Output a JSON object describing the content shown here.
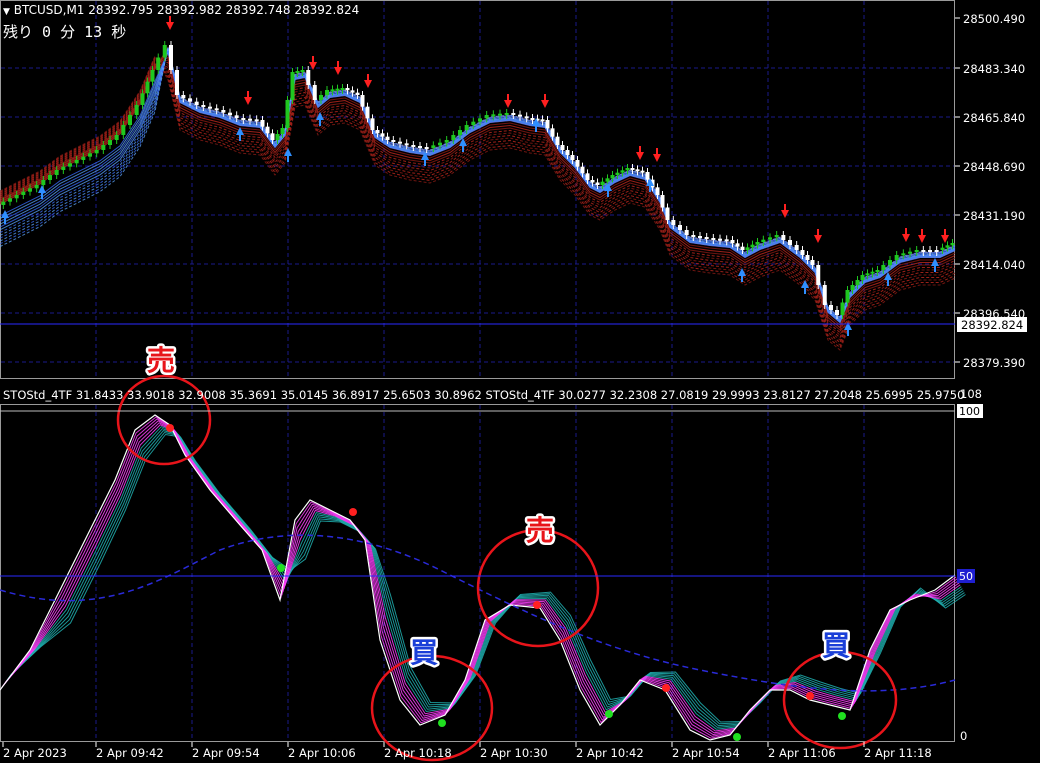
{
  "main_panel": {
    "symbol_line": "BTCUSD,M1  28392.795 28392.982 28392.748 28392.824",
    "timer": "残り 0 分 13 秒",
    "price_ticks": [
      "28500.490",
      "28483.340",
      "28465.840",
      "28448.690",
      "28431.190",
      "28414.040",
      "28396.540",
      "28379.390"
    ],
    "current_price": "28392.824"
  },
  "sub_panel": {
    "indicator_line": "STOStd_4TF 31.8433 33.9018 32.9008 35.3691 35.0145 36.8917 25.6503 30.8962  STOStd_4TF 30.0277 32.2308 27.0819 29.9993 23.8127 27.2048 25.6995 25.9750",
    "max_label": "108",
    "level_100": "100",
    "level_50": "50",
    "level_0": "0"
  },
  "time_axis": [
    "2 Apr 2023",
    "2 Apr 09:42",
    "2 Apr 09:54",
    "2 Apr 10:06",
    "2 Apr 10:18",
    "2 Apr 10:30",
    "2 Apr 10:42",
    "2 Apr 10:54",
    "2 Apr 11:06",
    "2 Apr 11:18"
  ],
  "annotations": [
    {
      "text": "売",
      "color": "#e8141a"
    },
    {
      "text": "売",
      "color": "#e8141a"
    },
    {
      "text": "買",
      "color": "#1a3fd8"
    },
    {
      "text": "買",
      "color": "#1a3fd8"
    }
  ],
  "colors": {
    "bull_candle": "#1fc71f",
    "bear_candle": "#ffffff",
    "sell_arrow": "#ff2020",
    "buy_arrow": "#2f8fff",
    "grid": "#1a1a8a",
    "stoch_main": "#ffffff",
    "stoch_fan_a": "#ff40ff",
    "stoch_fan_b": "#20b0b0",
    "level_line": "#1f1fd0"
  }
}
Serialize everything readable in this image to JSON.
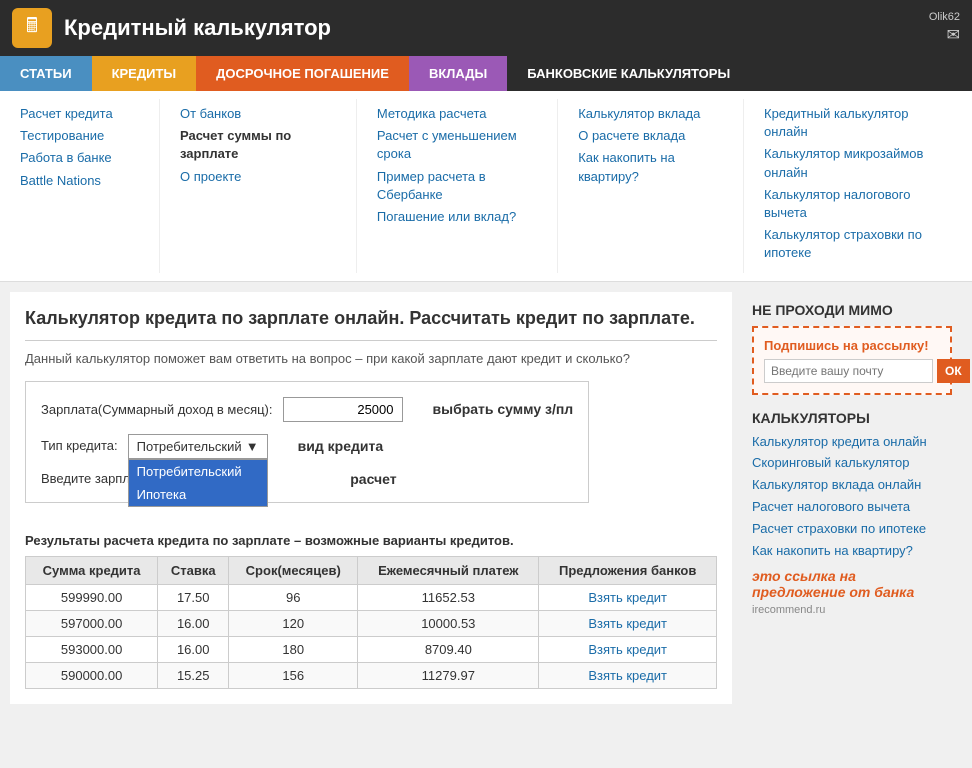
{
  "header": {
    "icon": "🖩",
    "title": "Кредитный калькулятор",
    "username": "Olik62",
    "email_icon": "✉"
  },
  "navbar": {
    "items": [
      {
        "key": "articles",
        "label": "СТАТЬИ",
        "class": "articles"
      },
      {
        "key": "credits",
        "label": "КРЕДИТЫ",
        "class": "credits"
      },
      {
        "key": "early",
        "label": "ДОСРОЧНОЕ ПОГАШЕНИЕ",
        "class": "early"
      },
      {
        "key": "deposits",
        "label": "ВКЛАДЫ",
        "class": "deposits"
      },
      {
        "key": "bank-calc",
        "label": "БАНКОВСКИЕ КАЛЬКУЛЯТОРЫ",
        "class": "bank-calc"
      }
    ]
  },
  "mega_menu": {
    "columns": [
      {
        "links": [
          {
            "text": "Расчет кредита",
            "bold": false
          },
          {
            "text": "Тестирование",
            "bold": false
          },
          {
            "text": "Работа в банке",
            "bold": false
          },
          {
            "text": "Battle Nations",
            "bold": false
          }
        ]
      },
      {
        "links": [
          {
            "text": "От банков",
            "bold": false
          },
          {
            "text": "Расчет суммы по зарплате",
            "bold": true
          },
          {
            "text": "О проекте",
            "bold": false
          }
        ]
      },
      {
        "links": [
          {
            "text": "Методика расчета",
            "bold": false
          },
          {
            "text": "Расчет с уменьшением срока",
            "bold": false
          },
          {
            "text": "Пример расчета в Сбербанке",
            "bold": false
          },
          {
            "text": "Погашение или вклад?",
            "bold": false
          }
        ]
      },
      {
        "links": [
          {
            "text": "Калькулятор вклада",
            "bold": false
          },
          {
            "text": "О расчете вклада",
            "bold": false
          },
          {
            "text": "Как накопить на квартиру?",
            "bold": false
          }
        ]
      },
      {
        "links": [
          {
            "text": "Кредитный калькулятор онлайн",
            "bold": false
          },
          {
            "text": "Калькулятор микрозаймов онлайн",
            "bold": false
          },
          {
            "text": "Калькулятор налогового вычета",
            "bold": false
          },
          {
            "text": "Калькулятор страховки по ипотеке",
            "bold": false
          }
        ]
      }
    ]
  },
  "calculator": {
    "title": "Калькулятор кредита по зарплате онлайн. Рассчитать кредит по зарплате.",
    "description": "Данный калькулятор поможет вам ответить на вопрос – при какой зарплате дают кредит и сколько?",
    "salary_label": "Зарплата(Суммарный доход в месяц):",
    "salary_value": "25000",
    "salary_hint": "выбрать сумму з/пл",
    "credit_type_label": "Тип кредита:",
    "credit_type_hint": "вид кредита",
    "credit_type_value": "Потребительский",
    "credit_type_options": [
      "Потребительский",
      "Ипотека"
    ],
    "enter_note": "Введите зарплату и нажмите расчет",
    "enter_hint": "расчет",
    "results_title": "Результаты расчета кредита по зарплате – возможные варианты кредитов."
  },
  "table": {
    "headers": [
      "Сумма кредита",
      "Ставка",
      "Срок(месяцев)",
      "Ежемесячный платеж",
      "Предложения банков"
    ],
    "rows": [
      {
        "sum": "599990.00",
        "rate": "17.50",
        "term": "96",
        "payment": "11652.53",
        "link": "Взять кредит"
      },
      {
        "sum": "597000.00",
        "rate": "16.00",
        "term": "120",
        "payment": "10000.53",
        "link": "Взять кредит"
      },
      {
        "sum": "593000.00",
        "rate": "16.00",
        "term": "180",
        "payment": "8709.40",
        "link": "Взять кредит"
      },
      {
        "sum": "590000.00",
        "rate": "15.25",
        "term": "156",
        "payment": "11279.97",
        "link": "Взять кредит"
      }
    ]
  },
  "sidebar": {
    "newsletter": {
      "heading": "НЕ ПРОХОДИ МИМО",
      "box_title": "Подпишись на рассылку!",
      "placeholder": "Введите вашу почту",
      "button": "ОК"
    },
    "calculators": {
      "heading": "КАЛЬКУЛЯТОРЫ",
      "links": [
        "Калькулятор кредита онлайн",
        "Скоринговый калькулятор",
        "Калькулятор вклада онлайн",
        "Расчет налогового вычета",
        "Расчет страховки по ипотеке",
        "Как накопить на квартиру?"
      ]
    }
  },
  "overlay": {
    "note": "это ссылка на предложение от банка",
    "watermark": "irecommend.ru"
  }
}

§ Exercise
Select all lines in the listing above where the word "payment" appears, and show them.

§ Task answer
        "payment": "11652.53",
        "payment": "10000.53",
        "payment": "8709.40",
        "payment": "11279.97",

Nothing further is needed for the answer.